Comb through the entries for "검사대상자는" and pull out each line that holds it.

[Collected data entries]
-- Begin --
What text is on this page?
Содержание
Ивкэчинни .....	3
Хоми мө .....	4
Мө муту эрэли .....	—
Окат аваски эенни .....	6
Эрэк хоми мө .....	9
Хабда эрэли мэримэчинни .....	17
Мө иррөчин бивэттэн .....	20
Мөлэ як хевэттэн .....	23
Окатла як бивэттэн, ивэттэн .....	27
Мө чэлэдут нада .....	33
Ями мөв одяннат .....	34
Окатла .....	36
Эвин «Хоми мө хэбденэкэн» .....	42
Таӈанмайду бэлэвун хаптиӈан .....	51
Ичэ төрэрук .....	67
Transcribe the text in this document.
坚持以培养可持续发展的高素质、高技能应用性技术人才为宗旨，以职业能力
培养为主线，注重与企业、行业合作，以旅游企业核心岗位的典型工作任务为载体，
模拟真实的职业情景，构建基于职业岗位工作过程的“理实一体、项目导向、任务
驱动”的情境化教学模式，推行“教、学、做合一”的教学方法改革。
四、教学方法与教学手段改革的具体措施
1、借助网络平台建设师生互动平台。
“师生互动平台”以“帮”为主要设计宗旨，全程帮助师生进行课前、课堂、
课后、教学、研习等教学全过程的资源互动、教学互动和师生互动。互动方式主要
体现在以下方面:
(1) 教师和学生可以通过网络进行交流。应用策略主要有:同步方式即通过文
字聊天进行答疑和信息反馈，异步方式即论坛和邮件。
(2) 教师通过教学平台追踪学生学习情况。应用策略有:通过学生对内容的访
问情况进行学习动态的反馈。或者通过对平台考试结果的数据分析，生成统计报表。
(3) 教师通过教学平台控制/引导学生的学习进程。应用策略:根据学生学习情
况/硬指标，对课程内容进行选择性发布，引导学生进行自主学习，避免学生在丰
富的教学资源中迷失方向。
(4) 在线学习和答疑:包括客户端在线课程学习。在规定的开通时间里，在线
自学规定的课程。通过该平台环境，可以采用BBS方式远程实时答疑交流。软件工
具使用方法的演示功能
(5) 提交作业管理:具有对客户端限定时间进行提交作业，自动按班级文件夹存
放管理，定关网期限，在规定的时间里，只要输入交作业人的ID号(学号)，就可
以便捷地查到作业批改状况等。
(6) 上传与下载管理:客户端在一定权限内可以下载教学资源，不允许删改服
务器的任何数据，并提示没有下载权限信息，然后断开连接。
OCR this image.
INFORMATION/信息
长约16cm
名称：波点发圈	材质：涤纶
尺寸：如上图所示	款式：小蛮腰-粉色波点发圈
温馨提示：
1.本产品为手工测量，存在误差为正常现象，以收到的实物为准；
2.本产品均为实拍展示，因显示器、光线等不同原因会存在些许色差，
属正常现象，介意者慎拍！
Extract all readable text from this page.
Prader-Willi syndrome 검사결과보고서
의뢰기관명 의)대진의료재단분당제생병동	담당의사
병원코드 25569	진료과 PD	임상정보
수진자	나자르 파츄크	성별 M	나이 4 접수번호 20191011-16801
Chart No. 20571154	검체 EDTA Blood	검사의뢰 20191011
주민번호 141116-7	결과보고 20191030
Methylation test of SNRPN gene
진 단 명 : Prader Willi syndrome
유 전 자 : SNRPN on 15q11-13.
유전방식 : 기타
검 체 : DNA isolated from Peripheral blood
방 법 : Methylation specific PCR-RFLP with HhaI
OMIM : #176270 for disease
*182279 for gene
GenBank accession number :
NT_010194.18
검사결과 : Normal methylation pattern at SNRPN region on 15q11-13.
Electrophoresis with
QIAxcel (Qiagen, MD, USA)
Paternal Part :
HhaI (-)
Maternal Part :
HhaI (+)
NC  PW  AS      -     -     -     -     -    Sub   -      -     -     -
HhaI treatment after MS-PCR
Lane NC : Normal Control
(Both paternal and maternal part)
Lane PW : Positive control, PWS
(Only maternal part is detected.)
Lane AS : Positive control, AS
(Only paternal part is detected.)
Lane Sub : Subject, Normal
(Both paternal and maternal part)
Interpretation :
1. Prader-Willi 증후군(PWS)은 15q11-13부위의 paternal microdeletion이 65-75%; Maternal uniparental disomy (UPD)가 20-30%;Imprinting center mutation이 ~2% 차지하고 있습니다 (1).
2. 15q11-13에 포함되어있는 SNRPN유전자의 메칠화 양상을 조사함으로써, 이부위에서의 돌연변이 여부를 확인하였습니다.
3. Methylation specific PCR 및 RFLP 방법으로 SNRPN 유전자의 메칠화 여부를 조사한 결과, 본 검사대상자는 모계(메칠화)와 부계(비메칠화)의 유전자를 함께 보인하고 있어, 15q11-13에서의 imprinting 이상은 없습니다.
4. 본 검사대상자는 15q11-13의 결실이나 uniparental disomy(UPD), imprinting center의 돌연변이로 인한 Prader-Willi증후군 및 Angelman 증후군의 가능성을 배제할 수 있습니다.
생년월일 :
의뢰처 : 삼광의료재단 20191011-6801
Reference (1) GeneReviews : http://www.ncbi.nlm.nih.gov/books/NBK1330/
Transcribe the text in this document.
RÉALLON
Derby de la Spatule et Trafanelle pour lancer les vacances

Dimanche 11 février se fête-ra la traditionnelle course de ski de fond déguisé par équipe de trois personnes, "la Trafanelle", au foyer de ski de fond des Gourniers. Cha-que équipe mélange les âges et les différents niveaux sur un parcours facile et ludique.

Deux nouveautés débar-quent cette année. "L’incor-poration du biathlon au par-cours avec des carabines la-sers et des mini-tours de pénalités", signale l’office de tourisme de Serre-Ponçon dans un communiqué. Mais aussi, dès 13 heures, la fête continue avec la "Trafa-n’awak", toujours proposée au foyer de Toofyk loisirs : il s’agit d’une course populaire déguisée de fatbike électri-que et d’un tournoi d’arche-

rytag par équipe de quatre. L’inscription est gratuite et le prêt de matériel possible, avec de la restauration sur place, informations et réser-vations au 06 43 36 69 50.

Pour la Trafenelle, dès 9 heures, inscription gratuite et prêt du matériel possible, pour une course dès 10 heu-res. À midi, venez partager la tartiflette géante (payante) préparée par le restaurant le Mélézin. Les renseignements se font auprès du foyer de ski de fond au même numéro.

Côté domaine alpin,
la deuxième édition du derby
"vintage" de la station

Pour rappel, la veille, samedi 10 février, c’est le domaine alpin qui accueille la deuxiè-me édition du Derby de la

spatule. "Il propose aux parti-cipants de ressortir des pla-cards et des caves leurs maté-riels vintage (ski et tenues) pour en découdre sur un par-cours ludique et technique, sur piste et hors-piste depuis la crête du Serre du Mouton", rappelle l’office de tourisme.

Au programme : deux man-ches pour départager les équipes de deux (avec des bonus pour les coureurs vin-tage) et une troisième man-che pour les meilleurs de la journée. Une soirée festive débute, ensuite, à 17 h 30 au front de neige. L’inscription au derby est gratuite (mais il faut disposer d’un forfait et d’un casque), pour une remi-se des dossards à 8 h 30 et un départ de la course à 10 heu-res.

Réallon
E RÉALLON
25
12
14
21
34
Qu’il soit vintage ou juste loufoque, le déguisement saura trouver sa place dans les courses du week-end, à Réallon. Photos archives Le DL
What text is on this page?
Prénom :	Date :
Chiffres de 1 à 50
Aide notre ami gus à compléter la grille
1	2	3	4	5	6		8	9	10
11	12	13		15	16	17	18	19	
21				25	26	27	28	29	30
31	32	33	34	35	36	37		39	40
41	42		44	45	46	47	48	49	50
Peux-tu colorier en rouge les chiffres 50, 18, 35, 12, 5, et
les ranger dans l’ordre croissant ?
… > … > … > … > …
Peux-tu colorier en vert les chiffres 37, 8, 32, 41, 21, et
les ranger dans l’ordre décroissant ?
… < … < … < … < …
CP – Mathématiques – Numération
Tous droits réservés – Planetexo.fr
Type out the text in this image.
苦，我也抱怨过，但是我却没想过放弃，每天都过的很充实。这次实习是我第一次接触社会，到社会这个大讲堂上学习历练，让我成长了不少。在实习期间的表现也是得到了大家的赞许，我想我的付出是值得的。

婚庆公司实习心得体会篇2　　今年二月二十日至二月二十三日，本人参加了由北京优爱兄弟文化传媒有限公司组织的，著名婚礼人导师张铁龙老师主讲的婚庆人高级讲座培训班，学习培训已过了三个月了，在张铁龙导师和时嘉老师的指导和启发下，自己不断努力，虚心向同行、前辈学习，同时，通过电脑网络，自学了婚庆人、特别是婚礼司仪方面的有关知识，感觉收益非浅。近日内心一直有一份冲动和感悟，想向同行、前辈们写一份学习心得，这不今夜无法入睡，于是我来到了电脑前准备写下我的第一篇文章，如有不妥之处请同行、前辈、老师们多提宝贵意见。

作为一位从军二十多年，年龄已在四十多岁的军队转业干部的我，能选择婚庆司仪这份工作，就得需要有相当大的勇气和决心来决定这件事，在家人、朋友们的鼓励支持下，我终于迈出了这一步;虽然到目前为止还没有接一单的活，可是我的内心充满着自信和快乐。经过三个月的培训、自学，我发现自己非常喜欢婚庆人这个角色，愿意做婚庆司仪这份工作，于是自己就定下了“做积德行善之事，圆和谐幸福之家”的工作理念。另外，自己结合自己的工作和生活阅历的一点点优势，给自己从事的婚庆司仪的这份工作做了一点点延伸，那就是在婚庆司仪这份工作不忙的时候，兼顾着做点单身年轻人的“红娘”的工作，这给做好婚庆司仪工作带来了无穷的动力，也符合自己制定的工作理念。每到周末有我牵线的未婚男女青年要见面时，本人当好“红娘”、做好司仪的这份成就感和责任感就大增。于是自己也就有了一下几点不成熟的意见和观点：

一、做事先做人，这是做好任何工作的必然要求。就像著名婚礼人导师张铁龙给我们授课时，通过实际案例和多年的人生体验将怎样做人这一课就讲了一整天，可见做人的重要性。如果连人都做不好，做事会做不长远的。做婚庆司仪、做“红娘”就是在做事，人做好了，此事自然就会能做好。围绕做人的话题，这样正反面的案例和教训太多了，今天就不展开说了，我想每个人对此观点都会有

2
-- End --
(Solution):
3. Methylation specific PCR 및 RFLP 방법으로 SNRPN 유전자의 메칠화 여부를 조사한 결과, 본 검사대상자는 모계(메칠화)와 부계(비메칠화)의 유전자를 함께 보인하고 있어, 15q11-13에서의 imprinting 이상은 없습니다.
4. 본 검사대상자는 15q11-13의 결실이나 uniparental disomy(UPD), imprinting center의 돌연변이로 인한 Prader-Willi증후군 및 Angelman 증후군의 가능성을 배제할 수 있습니다.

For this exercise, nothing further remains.